Items from a figure collection
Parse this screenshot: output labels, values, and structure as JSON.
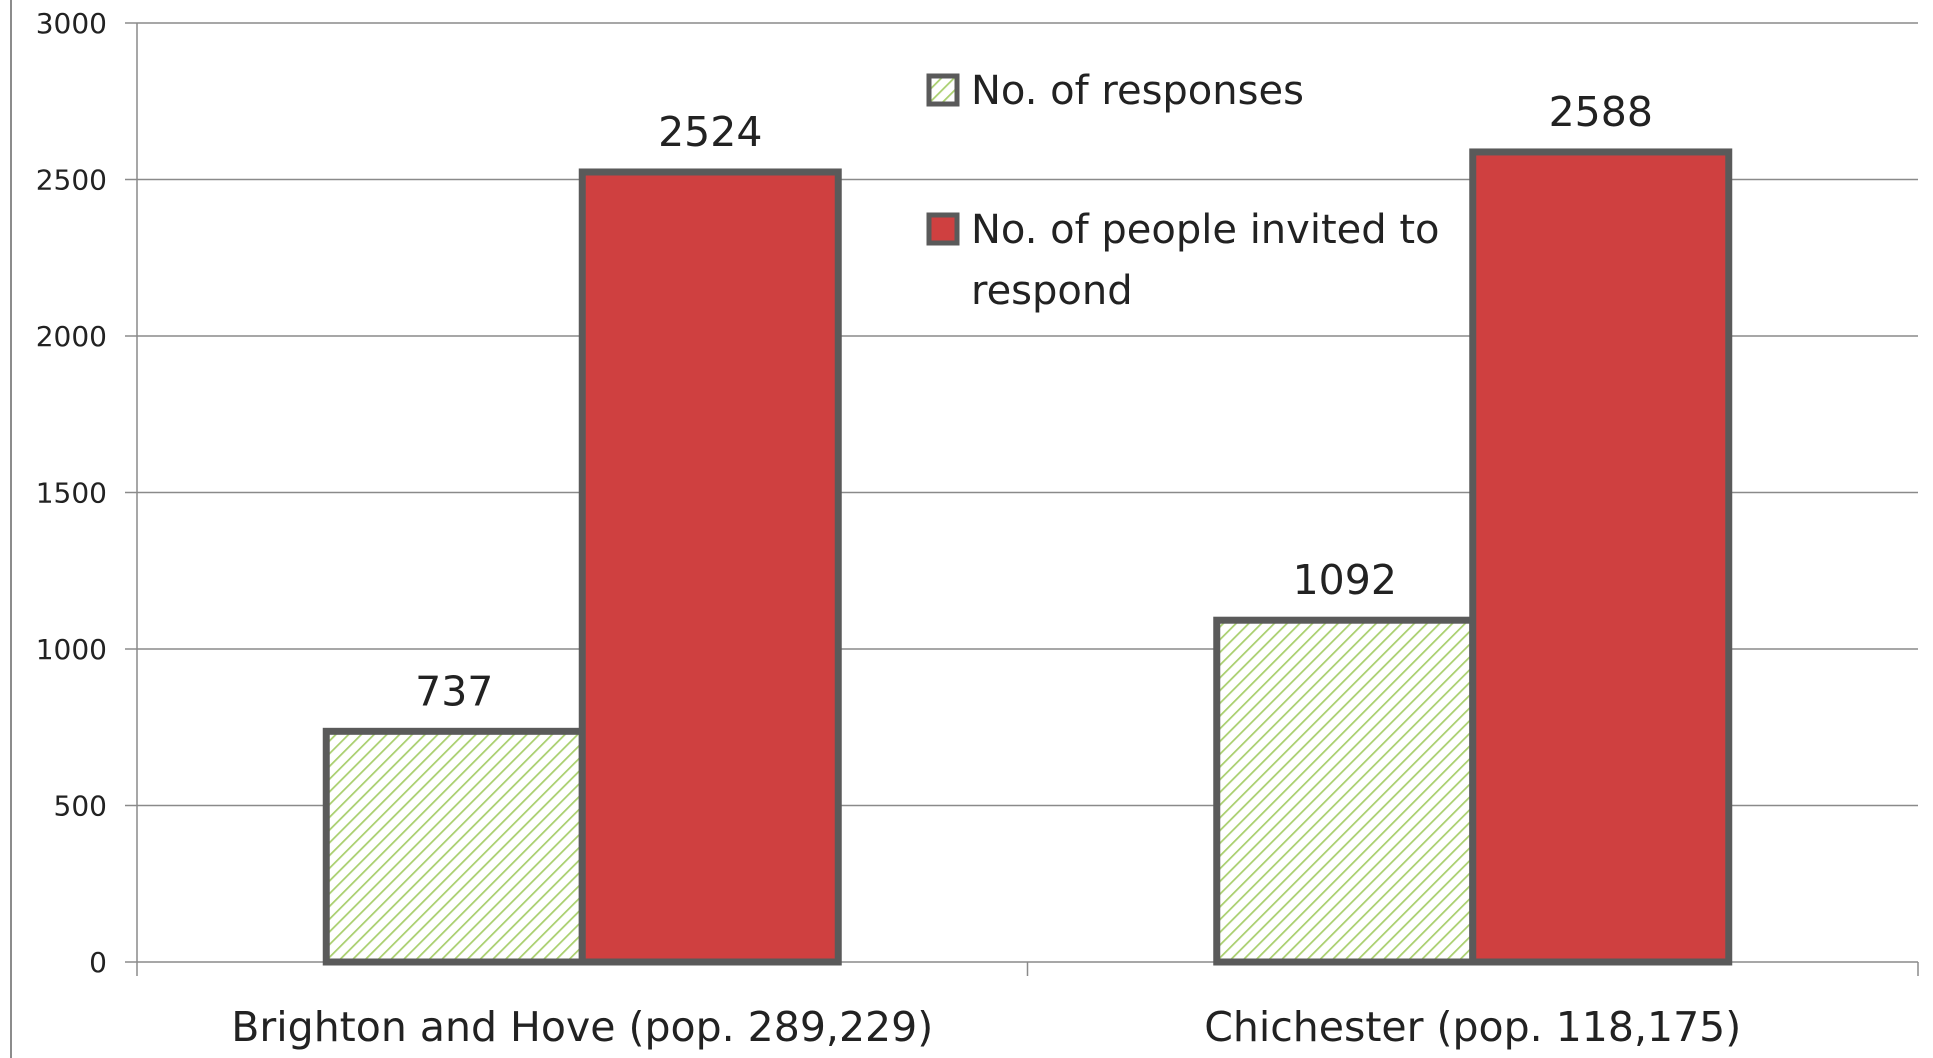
{
  "chart_data": {
    "type": "bar",
    "title": "",
    "xlabel": "",
    "ylabel": "",
    "categories": [
      "Brighton and Hove (pop. 289,229)",
      "Chichester (pop. 118,175)"
    ],
    "series": [
      {
        "name": "No. of responses",
        "values": [
          737,
          1092
        ],
        "fill": "hatch",
        "hatch_color": "#a9cf6e",
        "border_color": "#5a5a5a"
      },
      {
        "name": "No. of people invited to respond",
        "values": [
          2524,
          2588
        ],
        "fill": "solid",
        "color": "#cf4040",
        "border_color": "#5a5a5a"
      }
    ],
    "ylim": [
      0,
      3000
    ],
    "yticks": [
      0,
      500,
      1000,
      1500,
      2000,
      2500,
      3000
    ],
    "grid": true,
    "legend_position": "top-center",
    "data_labels": true
  }
}
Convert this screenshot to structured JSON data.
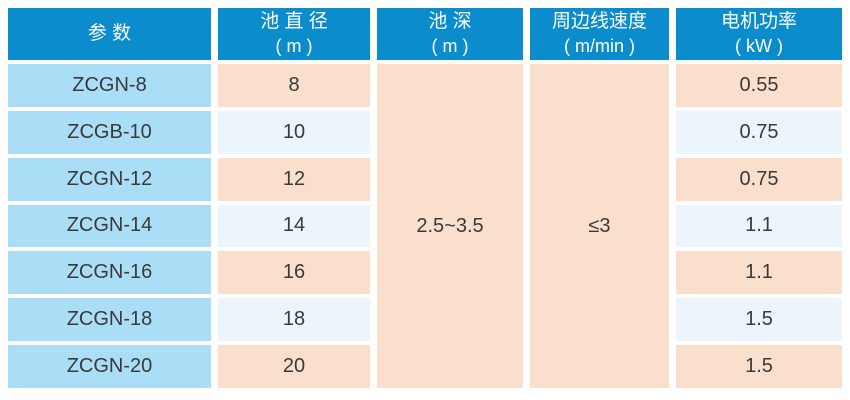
{
  "table": {
    "columns": [
      {
        "label": "参  数",
        "unit": ""
      },
      {
        "label": "池 直 径",
        "unit": "( m )"
      },
      {
        "label": "池  深",
        "unit": "( m )"
      },
      {
        "label": "周边线速度",
        "unit": "( m/min )"
      },
      {
        "label": "电机功率",
        "unit": "( kW )"
      }
    ],
    "rows": [
      {
        "model": "ZCGN-8",
        "diameter": "8",
        "power": "0.55"
      },
      {
        "model": "ZCGB-10",
        "diameter": "10",
        "power": "0.75"
      },
      {
        "model": "ZCGN-12",
        "diameter": "12",
        "power": "0.75"
      },
      {
        "model": "ZCGN-14",
        "diameter": "14",
        "power": "1.1"
      },
      {
        "model": "ZCGN-16",
        "diameter": "16",
        "power": "1.1"
      },
      {
        "model": "ZCGN-18",
        "diameter": "18",
        "power": "1.5"
      },
      {
        "model": "ZCGN-20",
        "diameter": "20",
        "power": "1.5"
      }
    ],
    "merged": {
      "depth": "2.5~3.5",
      "speed": "≤3"
    },
    "colors": {
      "header_bg": "#0b8ccd",
      "header_text": "#ffffff",
      "model_bg": "#a9def6",
      "odd_row_bg": "#fbdfcd",
      "even_row_bg": "#ecf5fb",
      "text": "#3a3a3a",
      "gutter": "#ffffff"
    }
  }
}
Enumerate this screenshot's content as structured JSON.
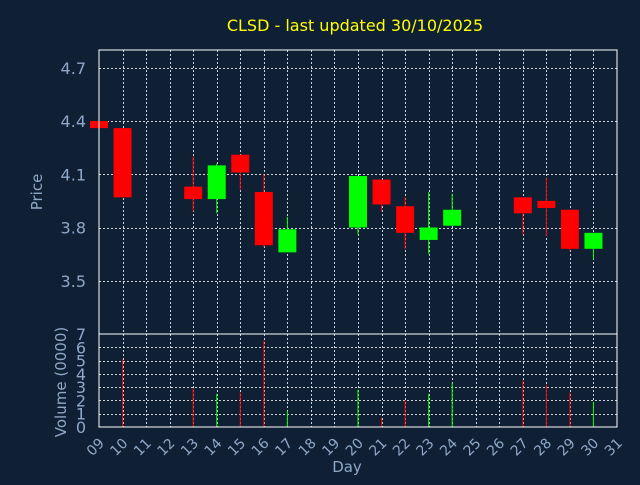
{
  "colors": {
    "background": "#0f2035",
    "title": "#ffff00",
    "axis_text": "#8fa8c8",
    "plot_border": "#ffffff",
    "grid": "#ffffff",
    "up": "#00ff00",
    "down": "#ff0000"
  },
  "chart_data": [
    {
      "type": "candlestick",
      "title": "CLSD - last updated 30/10/2025",
      "ylabel": "Price",
      "xlim": [
        9,
        31
      ],
      "ylim": [
        3.2,
        4.8
      ],
      "y_ticks": [
        "3.5",
        "3.8",
        "4.1",
        "4.4",
        "4.7"
      ],
      "grid": true,
      "candles": [
        {
          "day": 9,
          "open": 4.4,
          "high": 4.4,
          "low": 4.36,
          "close": 4.36
        },
        {
          "day": 10,
          "open": 4.36,
          "high": 4.36,
          "low": 3.97,
          "close": 3.97
        },
        {
          "day": 13,
          "open": 4.03,
          "high": 4.2,
          "low": 3.89,
          "close": 3.96
        },
        {
          "day": 14,
          "open": 3.96,
          "high": 4.16,
          "low": 3.88,
          "close": 4.15
        },
        {
          "day": 15,
          "open": 4.21,
          "high": 4.21,
          "low": 4.01,
          "close": 4.11
        },
        {
          "day": 16,
          "open": 4.0,
          "high": 4.1,
          "low": 3.69,
          "close": 3.7
        },
        {
          "day": 17,
          "open": 3.66,
          "high": 3.86,
          "low": 3.66,
          "close": 3.79
        },
        {
          "day": 20,
          "open": 3.8,
          "high": 4.09,
          "low": 3.76,
          "close": 4.09
        },
        {
          "day": 21,
          "open": 4.07,
          "high": 4.07,
          "low": 3.89,
          "close": 3.93
        },
        {
          "day": 22,
          "open": 3.92,
          "high": 3.97,
          "low": 3.68,
          "close": 3.77
        },
        {
          "day": 23,
          "open": 3.73,
          "high": 4.0,
          "low": 3.65,
          "close": 3.8
        },
        {
          "day": 24,
          "open": 3.81,
          "high": 3.99,
          "low": 3.81,
          "close": 3.9
        },
        {
          "day": 27,
          "open": 3.97,
          "high": 3.97,
          "low": 3.76,
          "close": 3.88
        },
        {
          "day": 28,
          "open": 3.95,
          "high": 4.08,
          "low": 3.75,
          "close": 3.91
        },
        {
          "day": 29,
          "open": 3.9,
          "high": 3.9,
          "low": 3.67,
          "close": 3.68
        },
        {
          "day": 30,
          "open": 3.68,
          "high": 3.77,
          "low": 3.62,
          "close": 3.77
        }
      ]
    },
    {
      "type": "bar",
      "ylabel": "Volume (0000)",
      "xlabel": "Day",
      "xlim": [
        9,
        31
      ],
      "ylim": [
        0,
        7
      ],
      "x_ticks": [
        "09",
        "10",
        "11",
        "12",
        "13",
        "14",
        "15",
        "16",
        "17",
        "18",
        "19",
        "20",
        "21",
        "22",
        "23",
        "24",
        "25",
        "26",
        "27",
        "28",
        "29",
        "30",
        "31"
      ],
      "y_ticks": [
        "0",
        "1",
        "2",
        "3",
        "4",
        "5",
        "6",
        "7"
      ],
      "grid": true,
      "bars": [
        {
          "day": 10,
          "value": 5.1,
          "dir": "down"
        },
        {
          "day": 13,
          "value": 2.9,
          "dir": "down"
        },
        {
          "day": 14,
          "value": 2.5,
          "dir": "up"
        },
        {
          "day": 15,
          "value": 2.6,
          "dir": "down"
        },
        {
          "day": 16,
          "value": 6.5,
          "dir": "down"
        },
        {
          "day": 17,
          "value": 1.2,
          "dir": "up"
        },
        {
          "day": 20,
          "value": 2.8,
          "dir": "up"
        },
        {
          "day": 21,
          "value": 0.7,
          "dir": "down"
        },
        {
          "day": 22,
          "value": 2.0,
          "dir": "down"
        },
        {
          "day": 23,
          "value": 2.5,
          "dir": "up"
        },
        {
          "day": 24,
          "value": 3.3,
          "dir": "up"
        },
        {
          "day": 27,
          "value": 3.5,
          "dir": "down"
        },
        {
          "day": 28,
          "value": 3.2,
          "dir": "down"
        },
        {
          "day": 29,
          "value": 2.6,
          "dir": "down"
        },
        {
          "day": 30,
          "value": 1.9,
          "dir": "up"
        }
      ]
    }
  ]
}
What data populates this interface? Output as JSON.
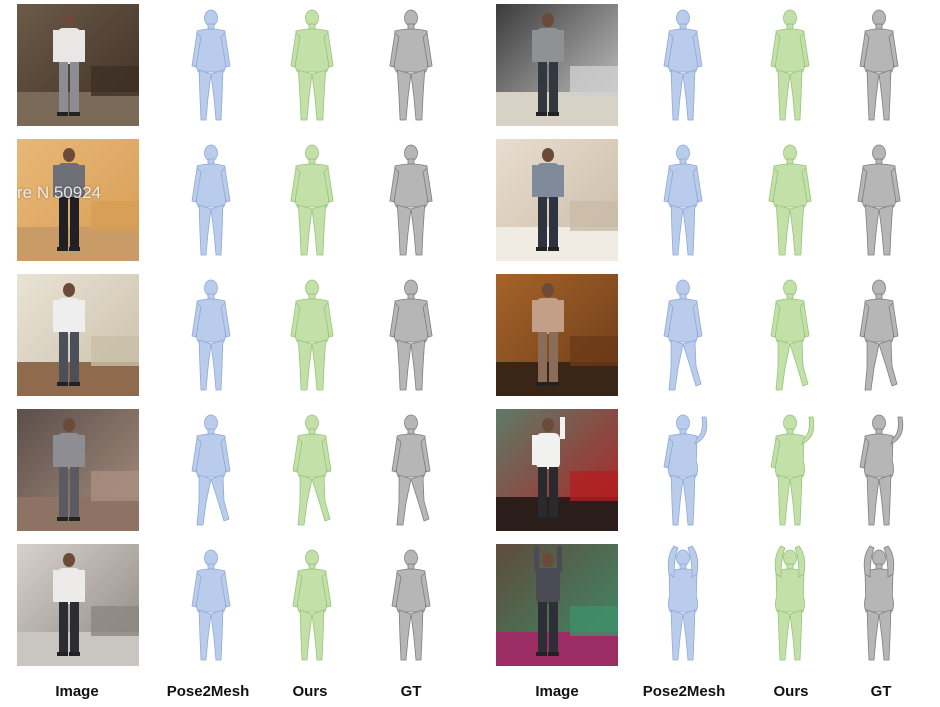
{
  "column_labels": [
    "Image",
    "Pose2Mesh",
    "Ours",
    "GT",
    "Image",
    "Pose2Mesh",
    "Ours",
    "GT"
  ],
  "overlay_text": "re N 50924",
  "colors": {
    "pose2mesh_fill": "#b9ccec",
    "pose2mesh_stroke": "#8fa9d6",
    "ours_fill": "#c3e0a9",
    "ours_stroke": "#96c47a",
    "gt_fill": "#b6b6b6",
    "gt_stroke": "#7e7e7e"
  },
  "icons": {
    "photo": "photo-icon",
    "pose2mesh": "pose2mesh-mesh-icon",
    "ours": "ours-mesh-icon",
    "gt": "gt-mesh-icon"
  }
}
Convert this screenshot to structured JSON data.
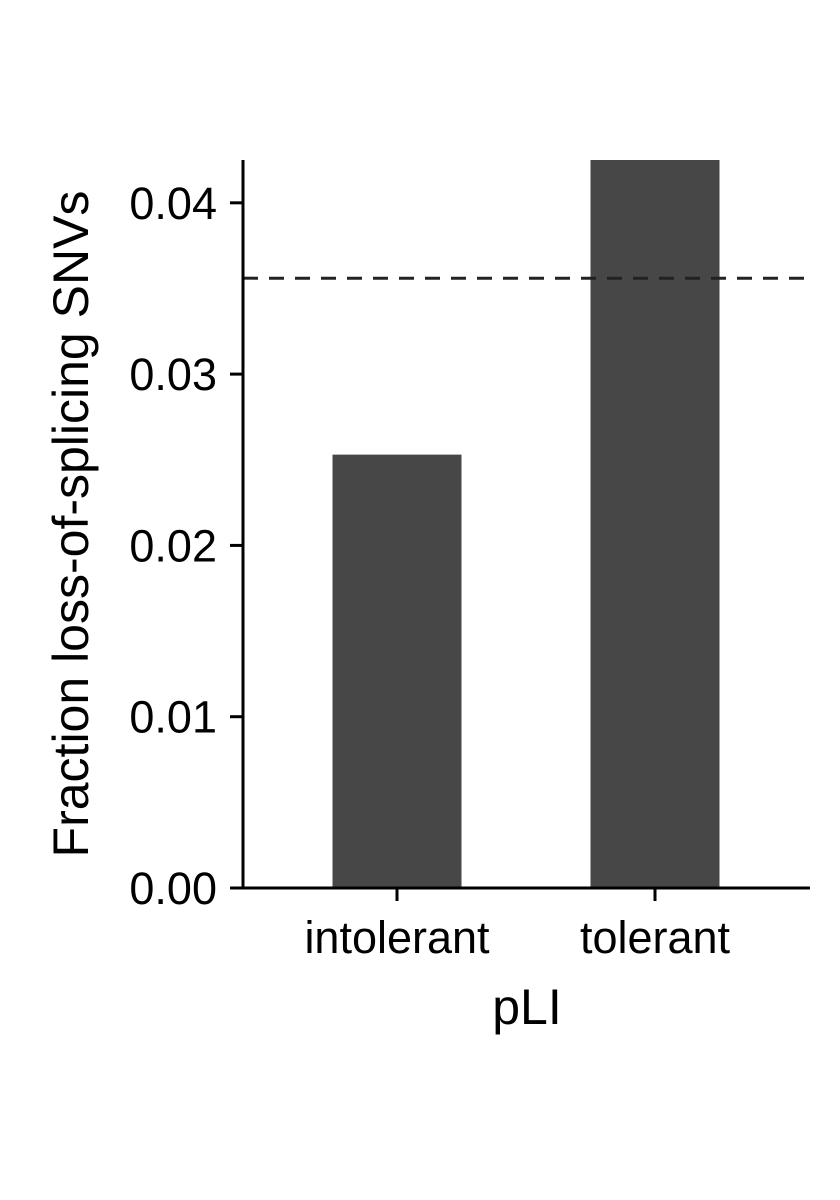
{
  "chart_data": {
    "type": "bar",
    "title": "",
    "xlabel": "pLI",
    "ylabel": "Fraction loss-of-splicing SNVs",
    "categories": [
      "intolerant",
      "tolerant"
    ],
    "values": [
      0.0253,
      0.0425
    ],
    "ylim": [
      0,
      0.0425
    ],
    "yticks": [
      0.0,
      0.01,
      0.02,
      0.03,
      0.04
    ],
    "ytick_labels": [
      "0.00",
      "0.01",
      "0.02",
      "0.03",
      "0.04"
    ],
    "reference_line": {
      "value": 0.0356,
      "style": "dashed"
    },
    "grid": false,
    "legend": "none",
    "colors": {
      "bar": "#474747",
      "axis": "#000000",
      "reference": "#222222"
    }
  }
}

## [Written exercise]
From the line containing "What data populates" through the end of the entries, quote each line exactly and nothing else, excluding all pictures.

## [Response for this exercise]
What data populates this interface? Output as JSON.
{
  "column_labels": [
    "Image",
    "Pose2Mesh",
    "Ours",
    "GT",
    "Image",
    "Pose2Mesh",
    "Ours",
    "GT"
  ],
  "overlay_text": "re N 50924",
  "colors": {
    "pose2mesh_fill": "#b9ccec",
    "pose2mesh_stroke": "#8fa9d6",
    "ours_fill": "#c3e0a9",
    "ours_stroke": "#96c47a",
    "gt_fill": "#b6b6b6",
    "gt_stroke": "#7e7e7e"
  },
  "icons": {
    "photo": "photo-icon",
    "pose2mesh": "pose2mesh-mesh-icon",
    "ours": "ours-mesh-icon",
    "gt": "gt-mesh-icon"
  }
}
Convert this screenshot to structured JSON data.
{
  "chart_data": {
    "type": "bar",
    "title": "",
    "xlabel": "pLI",
    "ylabel": "Fraction loss-of-splicing SNVs",
    "categories": [
      "intolerant",
      "tolerant"
    ],
    "values": [
      0.0253,
      0.0425
    ],
    "ylim": [
      0,
      0.0425
    ],
    "yticks": [
      0.0,
      0.01,
      0.02,
      0.03,
      0.04
    ],
    "ytick_labels": [
      "0.00",
      "0.01",
      "0.02",
      "0.03",
      "0.04"
    ],
    "reference_line": {
      "value": 0.0356,
      "style": "dashed"
    },
    "grid": false,
    "legend": "none",
    "colors": {
      "bar": "#474747",
      "axis": "#000000",
      "reference": "#222222"
    }
  }
}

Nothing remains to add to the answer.